begin

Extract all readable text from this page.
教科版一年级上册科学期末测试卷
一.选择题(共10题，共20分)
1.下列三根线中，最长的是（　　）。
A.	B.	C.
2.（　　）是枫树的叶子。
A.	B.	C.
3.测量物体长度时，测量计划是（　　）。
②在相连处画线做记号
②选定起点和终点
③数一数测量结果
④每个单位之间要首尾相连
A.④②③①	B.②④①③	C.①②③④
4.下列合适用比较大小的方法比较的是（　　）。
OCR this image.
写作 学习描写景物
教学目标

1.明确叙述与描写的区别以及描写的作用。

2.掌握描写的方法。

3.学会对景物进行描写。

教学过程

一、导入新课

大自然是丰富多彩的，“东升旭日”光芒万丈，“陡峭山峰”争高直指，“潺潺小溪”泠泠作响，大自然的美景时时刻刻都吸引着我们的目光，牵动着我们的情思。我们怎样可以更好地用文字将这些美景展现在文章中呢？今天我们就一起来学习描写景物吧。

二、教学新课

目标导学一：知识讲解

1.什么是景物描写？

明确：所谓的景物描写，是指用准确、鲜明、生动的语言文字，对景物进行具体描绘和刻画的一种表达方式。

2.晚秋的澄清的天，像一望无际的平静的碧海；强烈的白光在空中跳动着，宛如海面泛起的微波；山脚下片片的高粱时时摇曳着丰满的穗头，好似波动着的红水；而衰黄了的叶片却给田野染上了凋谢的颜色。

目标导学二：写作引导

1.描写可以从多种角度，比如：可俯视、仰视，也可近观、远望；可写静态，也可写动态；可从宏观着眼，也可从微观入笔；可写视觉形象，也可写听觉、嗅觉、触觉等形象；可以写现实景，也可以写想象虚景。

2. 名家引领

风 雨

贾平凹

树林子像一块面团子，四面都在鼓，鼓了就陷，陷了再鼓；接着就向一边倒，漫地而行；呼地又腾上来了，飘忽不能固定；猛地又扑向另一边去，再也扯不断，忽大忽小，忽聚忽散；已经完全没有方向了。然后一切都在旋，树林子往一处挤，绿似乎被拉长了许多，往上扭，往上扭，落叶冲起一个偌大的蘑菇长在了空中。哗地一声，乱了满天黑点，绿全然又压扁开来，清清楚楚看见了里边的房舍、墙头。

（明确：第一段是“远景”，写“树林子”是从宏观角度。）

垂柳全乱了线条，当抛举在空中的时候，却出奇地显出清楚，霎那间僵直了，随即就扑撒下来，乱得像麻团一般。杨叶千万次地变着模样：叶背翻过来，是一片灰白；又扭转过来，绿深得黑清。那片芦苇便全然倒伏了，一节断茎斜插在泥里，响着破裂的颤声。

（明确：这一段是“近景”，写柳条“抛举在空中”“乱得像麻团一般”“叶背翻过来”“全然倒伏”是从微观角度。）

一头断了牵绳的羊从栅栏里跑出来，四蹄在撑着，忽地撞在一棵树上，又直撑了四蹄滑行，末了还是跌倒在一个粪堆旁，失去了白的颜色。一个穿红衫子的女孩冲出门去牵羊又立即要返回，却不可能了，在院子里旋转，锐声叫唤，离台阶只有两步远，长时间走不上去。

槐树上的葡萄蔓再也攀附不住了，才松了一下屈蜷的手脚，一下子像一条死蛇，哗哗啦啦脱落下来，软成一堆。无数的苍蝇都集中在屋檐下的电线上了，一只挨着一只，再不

end

Set exercise
Extract all lines of the records above that include "叶背翻过来".

Response below
垂柳全乱了线条，当抛举在空中的时候，却出奇地显出清楚，霎那间僵直了，随即就扑撒下来，乱得像麻团一般。杨叶千万次地变着模样：叶背翻过来，是一片灰白；又扭转过来，绿深得黑清。那片芦苇便全然倒伏了，一节断茎斜插在泥里，响着破裂的颤声。
（明确：这一段是“近景”，写柳条“抛举在空中”“乱得像麻团一般”“叶背翻过来”“全然倒伏”是从微观角度。）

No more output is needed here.